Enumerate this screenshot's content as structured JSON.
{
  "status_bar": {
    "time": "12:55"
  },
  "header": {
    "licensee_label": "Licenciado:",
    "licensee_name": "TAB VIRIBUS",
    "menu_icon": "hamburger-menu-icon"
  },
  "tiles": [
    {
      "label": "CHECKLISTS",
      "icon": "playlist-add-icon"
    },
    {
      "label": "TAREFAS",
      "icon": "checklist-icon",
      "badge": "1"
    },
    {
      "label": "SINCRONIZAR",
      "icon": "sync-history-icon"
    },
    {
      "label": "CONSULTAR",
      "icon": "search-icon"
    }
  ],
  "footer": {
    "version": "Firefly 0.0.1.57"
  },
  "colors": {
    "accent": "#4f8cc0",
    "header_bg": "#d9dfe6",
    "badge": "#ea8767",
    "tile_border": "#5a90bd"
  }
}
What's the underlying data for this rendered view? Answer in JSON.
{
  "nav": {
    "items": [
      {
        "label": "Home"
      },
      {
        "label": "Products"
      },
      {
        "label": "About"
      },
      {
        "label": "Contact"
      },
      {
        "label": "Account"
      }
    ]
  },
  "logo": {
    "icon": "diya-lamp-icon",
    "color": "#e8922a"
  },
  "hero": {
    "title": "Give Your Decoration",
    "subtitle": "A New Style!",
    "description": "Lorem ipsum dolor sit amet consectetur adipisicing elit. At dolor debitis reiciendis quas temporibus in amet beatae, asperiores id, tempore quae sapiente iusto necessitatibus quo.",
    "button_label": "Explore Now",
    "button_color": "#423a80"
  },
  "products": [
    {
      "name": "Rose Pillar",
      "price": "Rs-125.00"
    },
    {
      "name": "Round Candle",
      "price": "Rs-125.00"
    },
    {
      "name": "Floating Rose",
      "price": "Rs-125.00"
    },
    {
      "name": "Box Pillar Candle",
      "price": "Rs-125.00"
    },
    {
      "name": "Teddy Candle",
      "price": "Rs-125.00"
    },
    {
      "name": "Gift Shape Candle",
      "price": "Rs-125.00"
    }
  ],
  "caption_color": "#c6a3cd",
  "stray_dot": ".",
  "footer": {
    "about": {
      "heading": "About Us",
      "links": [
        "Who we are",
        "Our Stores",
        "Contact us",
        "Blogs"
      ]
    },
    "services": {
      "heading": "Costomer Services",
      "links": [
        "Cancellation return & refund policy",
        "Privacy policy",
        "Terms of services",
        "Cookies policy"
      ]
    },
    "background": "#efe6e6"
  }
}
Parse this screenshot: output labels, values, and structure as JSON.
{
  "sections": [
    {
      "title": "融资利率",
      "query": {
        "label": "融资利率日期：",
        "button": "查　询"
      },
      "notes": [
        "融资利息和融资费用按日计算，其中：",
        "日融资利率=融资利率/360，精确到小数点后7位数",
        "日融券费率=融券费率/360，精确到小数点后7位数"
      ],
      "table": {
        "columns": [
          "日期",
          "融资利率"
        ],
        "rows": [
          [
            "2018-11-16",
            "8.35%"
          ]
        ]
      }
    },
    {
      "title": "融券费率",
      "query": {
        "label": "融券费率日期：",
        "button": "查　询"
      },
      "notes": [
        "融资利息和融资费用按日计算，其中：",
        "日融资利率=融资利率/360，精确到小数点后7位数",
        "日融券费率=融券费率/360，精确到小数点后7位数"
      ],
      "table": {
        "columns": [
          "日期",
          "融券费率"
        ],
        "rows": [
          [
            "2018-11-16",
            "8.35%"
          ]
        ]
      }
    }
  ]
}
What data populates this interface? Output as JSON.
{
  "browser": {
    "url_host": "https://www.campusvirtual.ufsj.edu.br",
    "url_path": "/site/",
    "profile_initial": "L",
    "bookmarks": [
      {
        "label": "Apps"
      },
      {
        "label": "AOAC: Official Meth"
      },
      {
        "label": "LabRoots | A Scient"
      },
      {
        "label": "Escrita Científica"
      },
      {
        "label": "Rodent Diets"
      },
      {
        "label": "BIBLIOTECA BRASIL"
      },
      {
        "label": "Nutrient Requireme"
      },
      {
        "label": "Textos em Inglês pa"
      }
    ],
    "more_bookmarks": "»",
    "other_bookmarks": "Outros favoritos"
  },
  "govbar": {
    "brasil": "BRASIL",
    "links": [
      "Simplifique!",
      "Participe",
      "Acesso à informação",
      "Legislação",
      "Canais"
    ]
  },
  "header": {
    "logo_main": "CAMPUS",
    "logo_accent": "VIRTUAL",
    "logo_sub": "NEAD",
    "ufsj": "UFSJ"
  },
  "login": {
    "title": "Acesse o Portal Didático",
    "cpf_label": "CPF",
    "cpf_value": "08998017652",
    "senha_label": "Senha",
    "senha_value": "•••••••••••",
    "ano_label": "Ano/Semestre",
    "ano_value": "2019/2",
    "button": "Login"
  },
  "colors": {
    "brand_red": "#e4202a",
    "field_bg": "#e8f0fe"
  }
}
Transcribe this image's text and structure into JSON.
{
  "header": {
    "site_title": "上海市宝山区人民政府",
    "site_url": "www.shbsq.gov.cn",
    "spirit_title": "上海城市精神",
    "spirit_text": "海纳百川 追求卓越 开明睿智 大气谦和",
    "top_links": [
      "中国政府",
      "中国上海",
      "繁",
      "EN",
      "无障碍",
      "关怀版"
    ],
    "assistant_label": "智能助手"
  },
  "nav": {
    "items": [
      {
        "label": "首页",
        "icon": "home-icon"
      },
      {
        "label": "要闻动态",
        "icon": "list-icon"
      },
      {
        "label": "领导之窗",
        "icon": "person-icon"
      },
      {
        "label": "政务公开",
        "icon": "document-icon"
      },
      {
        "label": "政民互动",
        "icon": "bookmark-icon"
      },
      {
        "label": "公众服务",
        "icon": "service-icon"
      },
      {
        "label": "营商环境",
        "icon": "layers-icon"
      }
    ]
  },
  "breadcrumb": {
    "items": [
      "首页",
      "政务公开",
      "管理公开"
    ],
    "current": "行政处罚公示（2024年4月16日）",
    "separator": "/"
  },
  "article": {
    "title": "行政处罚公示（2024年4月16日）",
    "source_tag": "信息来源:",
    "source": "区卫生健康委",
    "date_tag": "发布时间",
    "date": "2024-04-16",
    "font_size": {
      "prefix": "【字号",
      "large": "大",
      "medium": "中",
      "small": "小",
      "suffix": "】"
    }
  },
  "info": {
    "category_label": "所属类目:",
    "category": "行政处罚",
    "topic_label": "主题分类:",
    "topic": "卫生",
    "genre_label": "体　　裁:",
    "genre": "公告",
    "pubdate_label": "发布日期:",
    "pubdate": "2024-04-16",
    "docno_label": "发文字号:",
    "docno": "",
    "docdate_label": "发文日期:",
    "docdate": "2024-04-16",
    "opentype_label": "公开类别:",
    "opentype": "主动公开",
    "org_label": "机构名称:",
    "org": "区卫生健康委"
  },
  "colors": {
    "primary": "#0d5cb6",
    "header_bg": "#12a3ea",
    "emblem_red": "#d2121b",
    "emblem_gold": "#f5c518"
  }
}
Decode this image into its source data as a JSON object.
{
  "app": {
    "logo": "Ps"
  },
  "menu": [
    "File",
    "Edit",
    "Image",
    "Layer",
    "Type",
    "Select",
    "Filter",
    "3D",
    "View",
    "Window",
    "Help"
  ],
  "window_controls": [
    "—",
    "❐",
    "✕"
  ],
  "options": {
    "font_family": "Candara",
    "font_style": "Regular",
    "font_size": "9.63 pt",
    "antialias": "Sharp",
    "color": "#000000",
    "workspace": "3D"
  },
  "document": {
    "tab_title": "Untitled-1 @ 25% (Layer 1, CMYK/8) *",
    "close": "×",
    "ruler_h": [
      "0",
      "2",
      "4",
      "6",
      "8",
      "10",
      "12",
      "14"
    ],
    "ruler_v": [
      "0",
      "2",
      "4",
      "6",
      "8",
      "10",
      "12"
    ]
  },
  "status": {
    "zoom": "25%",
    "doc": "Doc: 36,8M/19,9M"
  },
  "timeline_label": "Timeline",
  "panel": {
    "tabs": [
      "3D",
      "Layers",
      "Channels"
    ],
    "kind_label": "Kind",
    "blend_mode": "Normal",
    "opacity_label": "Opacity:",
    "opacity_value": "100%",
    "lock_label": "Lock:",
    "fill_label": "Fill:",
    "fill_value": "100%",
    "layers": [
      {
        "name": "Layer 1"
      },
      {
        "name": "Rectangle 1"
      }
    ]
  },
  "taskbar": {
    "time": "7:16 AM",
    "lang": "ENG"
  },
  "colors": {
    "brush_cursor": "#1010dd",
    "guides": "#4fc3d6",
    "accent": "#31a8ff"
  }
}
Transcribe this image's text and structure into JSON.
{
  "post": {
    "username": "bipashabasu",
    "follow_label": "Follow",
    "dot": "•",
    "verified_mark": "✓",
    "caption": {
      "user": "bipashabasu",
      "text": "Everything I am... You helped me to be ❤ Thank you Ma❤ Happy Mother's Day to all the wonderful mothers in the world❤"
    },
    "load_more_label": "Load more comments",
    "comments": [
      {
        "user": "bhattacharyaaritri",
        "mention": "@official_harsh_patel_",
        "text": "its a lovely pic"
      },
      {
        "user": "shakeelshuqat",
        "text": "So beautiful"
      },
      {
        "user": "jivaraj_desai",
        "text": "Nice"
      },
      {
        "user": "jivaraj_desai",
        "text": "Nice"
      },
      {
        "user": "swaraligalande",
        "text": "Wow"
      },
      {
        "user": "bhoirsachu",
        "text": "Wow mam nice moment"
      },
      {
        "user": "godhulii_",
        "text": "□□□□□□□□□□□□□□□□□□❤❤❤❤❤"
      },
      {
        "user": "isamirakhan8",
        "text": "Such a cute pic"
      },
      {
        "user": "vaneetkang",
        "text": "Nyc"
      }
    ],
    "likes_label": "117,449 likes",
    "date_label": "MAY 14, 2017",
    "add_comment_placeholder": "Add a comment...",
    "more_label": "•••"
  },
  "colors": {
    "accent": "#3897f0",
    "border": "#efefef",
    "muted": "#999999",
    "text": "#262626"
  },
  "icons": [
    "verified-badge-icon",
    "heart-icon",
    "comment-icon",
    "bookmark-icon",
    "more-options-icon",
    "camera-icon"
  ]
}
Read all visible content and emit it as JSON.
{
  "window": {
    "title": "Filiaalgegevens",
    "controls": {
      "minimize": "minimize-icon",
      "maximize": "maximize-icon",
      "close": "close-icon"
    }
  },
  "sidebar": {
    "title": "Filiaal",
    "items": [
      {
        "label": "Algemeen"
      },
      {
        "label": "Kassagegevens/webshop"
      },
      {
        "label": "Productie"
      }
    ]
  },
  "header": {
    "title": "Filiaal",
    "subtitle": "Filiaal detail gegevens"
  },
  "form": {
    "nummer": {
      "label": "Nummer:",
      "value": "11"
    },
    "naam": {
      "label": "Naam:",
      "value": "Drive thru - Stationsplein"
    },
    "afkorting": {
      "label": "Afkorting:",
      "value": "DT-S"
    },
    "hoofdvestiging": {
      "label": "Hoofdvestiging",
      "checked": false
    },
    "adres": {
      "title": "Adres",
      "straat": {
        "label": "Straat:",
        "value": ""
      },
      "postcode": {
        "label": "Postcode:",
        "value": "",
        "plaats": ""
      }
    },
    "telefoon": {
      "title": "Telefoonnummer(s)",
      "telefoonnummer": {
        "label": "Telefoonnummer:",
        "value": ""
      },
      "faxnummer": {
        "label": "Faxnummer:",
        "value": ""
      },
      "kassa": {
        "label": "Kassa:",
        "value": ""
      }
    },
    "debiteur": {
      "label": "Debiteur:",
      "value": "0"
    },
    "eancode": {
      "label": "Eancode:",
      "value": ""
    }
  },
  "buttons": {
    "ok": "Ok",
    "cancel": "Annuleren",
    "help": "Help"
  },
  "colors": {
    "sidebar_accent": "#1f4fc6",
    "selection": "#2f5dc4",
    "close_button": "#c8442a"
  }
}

### Goal
Compute how many lines include the string "ufsj", then give that number by itself.

### In response
2